**RECORD EXCERPTS**
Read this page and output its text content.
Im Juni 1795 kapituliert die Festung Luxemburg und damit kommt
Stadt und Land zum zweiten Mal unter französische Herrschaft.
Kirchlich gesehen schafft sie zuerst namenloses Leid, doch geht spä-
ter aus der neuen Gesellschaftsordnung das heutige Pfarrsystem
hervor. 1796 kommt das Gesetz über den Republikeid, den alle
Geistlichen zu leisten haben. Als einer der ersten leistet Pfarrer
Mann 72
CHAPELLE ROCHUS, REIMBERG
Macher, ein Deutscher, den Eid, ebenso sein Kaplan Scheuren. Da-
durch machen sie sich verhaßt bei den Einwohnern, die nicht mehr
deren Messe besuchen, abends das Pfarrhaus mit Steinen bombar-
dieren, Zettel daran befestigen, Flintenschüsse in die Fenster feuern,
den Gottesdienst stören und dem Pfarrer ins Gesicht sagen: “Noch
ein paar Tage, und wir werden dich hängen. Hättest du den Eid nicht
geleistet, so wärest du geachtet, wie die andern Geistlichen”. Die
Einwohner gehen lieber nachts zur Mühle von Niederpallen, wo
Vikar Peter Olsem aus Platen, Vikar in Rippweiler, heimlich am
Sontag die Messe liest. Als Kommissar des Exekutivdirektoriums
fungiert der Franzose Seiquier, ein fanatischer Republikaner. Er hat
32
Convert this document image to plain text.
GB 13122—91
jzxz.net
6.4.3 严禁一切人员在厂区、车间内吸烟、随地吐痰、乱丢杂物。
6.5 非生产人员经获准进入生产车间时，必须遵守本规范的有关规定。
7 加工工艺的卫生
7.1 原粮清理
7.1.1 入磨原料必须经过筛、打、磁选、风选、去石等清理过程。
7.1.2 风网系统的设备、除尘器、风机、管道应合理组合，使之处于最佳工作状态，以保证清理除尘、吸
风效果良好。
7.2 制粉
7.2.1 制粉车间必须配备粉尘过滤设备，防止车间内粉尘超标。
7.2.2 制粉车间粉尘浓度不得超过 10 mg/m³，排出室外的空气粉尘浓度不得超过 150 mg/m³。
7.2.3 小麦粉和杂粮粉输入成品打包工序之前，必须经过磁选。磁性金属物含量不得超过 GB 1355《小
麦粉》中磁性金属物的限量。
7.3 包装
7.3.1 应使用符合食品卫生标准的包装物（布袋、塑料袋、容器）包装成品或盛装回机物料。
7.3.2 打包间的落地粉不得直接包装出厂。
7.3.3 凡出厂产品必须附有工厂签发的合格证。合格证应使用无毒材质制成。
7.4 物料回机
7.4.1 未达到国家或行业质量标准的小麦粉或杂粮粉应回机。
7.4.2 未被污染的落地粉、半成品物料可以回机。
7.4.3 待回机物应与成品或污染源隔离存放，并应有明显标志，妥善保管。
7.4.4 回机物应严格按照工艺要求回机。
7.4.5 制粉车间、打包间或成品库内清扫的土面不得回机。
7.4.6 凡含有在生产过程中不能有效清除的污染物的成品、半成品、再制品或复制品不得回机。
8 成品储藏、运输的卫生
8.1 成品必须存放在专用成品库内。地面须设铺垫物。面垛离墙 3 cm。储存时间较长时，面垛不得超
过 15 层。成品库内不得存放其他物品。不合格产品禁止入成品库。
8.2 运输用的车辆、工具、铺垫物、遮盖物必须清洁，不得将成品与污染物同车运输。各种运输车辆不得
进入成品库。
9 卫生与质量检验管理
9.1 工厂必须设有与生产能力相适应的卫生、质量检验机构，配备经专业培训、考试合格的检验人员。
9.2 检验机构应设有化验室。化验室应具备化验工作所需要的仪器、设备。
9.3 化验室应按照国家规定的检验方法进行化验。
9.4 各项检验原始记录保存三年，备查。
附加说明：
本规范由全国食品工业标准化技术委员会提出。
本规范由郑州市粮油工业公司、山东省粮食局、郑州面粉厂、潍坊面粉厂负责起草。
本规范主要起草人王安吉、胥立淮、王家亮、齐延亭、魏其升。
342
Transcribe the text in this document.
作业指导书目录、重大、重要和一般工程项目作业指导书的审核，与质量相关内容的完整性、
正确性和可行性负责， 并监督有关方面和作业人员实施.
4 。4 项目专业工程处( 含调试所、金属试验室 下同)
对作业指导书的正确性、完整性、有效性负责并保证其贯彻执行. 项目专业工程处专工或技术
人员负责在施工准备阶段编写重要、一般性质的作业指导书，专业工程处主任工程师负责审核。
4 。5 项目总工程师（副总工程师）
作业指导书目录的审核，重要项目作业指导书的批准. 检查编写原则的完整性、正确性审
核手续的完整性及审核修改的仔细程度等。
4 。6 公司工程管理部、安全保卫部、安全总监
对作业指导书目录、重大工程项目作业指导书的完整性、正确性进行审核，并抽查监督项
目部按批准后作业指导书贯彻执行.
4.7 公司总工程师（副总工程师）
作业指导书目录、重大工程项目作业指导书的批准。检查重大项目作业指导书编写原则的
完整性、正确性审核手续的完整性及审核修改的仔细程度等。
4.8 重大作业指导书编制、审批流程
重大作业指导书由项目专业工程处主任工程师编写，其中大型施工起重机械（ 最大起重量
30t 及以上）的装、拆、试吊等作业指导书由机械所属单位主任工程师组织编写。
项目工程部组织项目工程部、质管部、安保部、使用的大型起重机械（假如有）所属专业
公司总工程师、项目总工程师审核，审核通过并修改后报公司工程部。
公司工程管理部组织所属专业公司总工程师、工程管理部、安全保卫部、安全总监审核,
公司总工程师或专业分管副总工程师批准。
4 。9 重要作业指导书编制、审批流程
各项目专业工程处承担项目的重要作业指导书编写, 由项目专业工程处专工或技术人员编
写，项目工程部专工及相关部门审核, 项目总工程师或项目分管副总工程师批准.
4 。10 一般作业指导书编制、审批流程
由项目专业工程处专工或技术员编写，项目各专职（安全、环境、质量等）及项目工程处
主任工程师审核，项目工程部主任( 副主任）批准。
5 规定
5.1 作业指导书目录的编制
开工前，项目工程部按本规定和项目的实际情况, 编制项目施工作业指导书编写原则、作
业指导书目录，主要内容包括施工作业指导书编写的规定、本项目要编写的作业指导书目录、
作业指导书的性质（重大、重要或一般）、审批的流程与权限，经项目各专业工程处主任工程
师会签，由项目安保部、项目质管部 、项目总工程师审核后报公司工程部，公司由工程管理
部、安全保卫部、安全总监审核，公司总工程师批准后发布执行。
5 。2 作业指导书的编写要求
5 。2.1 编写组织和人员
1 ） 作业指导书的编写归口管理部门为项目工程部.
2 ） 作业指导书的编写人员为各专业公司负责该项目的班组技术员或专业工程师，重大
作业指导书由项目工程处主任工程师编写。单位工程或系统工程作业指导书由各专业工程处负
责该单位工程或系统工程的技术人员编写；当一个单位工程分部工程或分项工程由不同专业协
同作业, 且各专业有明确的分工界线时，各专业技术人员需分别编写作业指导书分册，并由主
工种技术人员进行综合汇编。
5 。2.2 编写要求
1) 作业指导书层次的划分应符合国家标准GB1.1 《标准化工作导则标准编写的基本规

**TASK PROMPT**
Could you quote the material above in full, exactly as it stands?

**EXERCISE RESULT**
Read this page and output its text content.
Im Juni 1795 kapituliert die Festung Luxemburg und damit kommt
Stadt und Land zum zweiten Mal unter französische Herrschaft.
Kirchlich gesehen schafft sie zuerst namenloses Leid, doch geht spä-
ter aus der neuen Gesellschaftsordnung das heutige Pfarrsystem
hervor. 1796 kommt das Gesetz über den Republikeid, den alle
Geistlichen zu leisten haben. Als einer der ersten leistet Pfarrer
Mann 72
CHAPELLE ROCHUS, REIMBERG
Macher, ein Deutscher, den Eid, ebenso sein Kaplan Scheuren. Da-
durch machen sie sich verhaßt bei den Einwohnern, die nicht mehr
deren Messe besuchen, abends das Pfarrhaus mit Steinen bombar-
dieren, Zettel daran befestigen, Flintenschüsse in die Fenster feuern,
den Gottesdienst stören und dem Pfarrer ins Gesicht sagen: “Noch
ein paar Tage, und wir werden dich hängen. Hättest du den Eid nicht
geleistet, so wärest du geachtet, wie die andern Geistlichen”. Die
Einwohner gehen lieber nachts zur Mühle von Niederpallen, wo
Vikar Peter Olsem aus Platen, Vikar in Rippweiler, heimlich am
Sontag die Messe liest. Als Kommissar des Exekutivdirektoriums
fungiert der Franzose Seiquier, ein fanatischer Republikaner. Er hat
32
Convert this document image to plain text.
GB 13122—91
jzxz.net
6.4.3 严禁一切人员在厂区、车间内吸烟、随地吐痰、乱丢杂物。
6.5 非生产人员经获准进入生产车间时，必须遵守本规范的有关规定。
7 加工工艺的卫生
7.1 原粮清理
7.1.1 入磨原料必须经过筛、打、磁选、风选、去石等清理过程。
7.1.2 风网系统的设备、除尘器、风机、管道应合理组合，使之处于最佳工作状态，以保证清理除尘、吸
风效果良好。
7.2 制粉
7.2.1 制粉车间必须配备粉尘过滤设备，防止车间内粉尘超标。
7.2.2 制粉车间粉尘浓度不得超过 10 mg/m³，排出室外的空气粉尘浓度不得超过 150 mg/m³。
7.2.3 小麦粉和杂粮粉输入成品打包工序之前，必须经过磁选。磁性金属物含量不得超过 GB 1355《小
麦粉》中磁性金属物的限量。
7.3 包装
7.3.1 应使用符合食品卫生标准的包装物（布袋、塑料袋、容器）包装成品或盛装回机物料。
7.3.2 打包间的落地粉不得直接包装出厂。
7.3.3 凡出厂产品必须附有工厂签发的合格证。合格证应使用无毒材质制成。
7.4 物料回机
7.4.1 未达到国家或行业质量标准的小麦粉或杂粮粉应回机。
7.4.2 未被污染的落地粉、半成品物料可以回机。
7.4.3 待回机物应与成品或污染源隔离存放，并应有明显标志，妥善保管。
7.4.4 回机物应严格按照工艺要求回机。
7.4.5 制粉车间、打包间或成品库内清扫的土面不得回机。
7.4.6 凡含有在生产过程中不能有效清除的污染物的成品、半成品、再制品或复制品不得回机。
8 成品储藏、运输的卫生
8.1 成品必须存放在专用成品库内。地面须设铺垫物。面垛离墙 3 cm。储存时间较长时，面垛不得超
过 15 层。成品库内不得存放其他物品。不合格产品禁止入成品库。
8.2 运输用的车辆、工具、铺垫物、遮盖物必须清洁，不得将成品与污染物同车运输。各种运输车辆不得
进入成品库。
9 卫生与质量检验管理
9.1 工厂必须设有与生产能力相适应的卫生、质量检验机构，配备经专业培训、考试合格的检验人员。
9.2 检验机构应设有化验室。化验室应具备化验工作所需要的仪器、设备。
9.3 化验室应按照国家规定的检验方法进行化验。
9.4 各项检验原始记录保存三年，备查。
附加说明：
本规范由全国食品工业标准化技术委员会提出。
本规范由郑州市粮油工业公司、山东省粮食局、郑州面粉厂、潍坊面粉厂负责起草。
本规范主要起草人王安吉、胥立淮、王家亮、齐延亭、魏其升。
342
Transcribe the text in this document.
作业指导书目录、重大、重要和一般工程项目作业指导书的审核，与质量相关内容的完整性、
正确性和可行性负责， 并监督有关方面和作业人员实施.
4 。4 项目专业工程处( 含调试所、金属试验室 下同)
对作业指导书的正确性、完整性、有效性负责并保证其贯彻执行. 项目专业工程处专工或技术
人员负责在施工准备阶段编写重要、一般性质的作业指导书，专业工程处主任工程师负责审核。
4 。5 项目总工程师（副总工程师）
作业指导书目录的审核，重要项目作业指导书的批准. 检查编写原则的完整性、正确性审
核手续的完整性及审核修改的仔细程度等。
4 。6 公司工程管理部、安全保卫部、安全总监
对作业指导书目录、重大工程项目作业指导书的完整性、正确性进行审核，并抽查监督项
目部按批准后作业指导书贯彻执行.
4.7 公司总工程师（副总工程师）
作业指导书目录、重大工程项目作业指导书的批准。检查重大项目作业指导书编写原则的
完整性、正确性审核手续的完整性及审核修改的仔细程度等。
4.8 重大作业指导书编制、审批流程
重大作业指导书由项目专业工程处主任工程师编写，其中大型施工起重机械（ 最大起重量
30t 及以上）的装、拆、试吊等作业指导书由机械所属单位主任工程师组织编写。
项目工程部组织项目工程部、质管部、安保部、使用的大型起重机械（假如有）所属专业
公司总工程师、项目总工程师审核，审核通过并修改后报公司工程部。
公司工程管理部组织所属专业公司总工程师、工程管理部、安全保卫部、安全总监审核,
公司总工程师或专业分管副总工程师批准。
4 。9 重要作业指导书编制、审批流程
各项目专业工程处承担项目的重要作业指导书编写, 由项目专业工程处专工或技术人员编
写，项目工程部专工及相关部门审核, 项目总工程师或项目分管副总工程师批准.
4 。10 一般作业指导书编制、审批流程
由项目专业工程处专工或技术员编写，项目各专职（安全、环境、质量等）及项目工程处
主任工程师审核，项目工程部主任( 副主任）批准。
5 规定
5.1 作业指导书目录的编制
开工前，项目工程部按本规定和项目的实际情况, 编制项目施工作业指导书编写原则、作
业指导书目录，主要内容包括施工作业指导书编写的规定、本项目要编写的作业指导书目录、
作业指导书的性质（重大、重要或一般）、审批的流程与权限，经项目各专业工程处主任工程
师会签，由项目安保部、项目质管部 、项目总工程师审核后报公司工程部，公司由工程管理
部、安全保卫部、安全总监审核，公司总工程师批准后发布执行。
5 。2 作业指导书的编写要求
5 。2.1 编写组织和人员
1 ） 作业指导书的编写归口管理部门为项目工程部.
2 ） 作业指导书的编写人员为各专业公司负责该项目的班组技术员或专业工程师，重大
作业指导书由项目工程处主任工程师编写。单位工程或系统工程作业指导书由各专业工程处负
责该单位工程或系统工程的技术人员编写；当一个单位工程分部工程或分项工程由不同专业协
同作业, 且各专业有明确的分工界线时，各专业技术人员需分别编写作业指导书分册，并由主
工种技术人员进行综合汇编。
5 。2.2 编写要求
1) 作业指导书层次的划分应符合国家标准GB1.1 《标准化工作导则标准编写的基本规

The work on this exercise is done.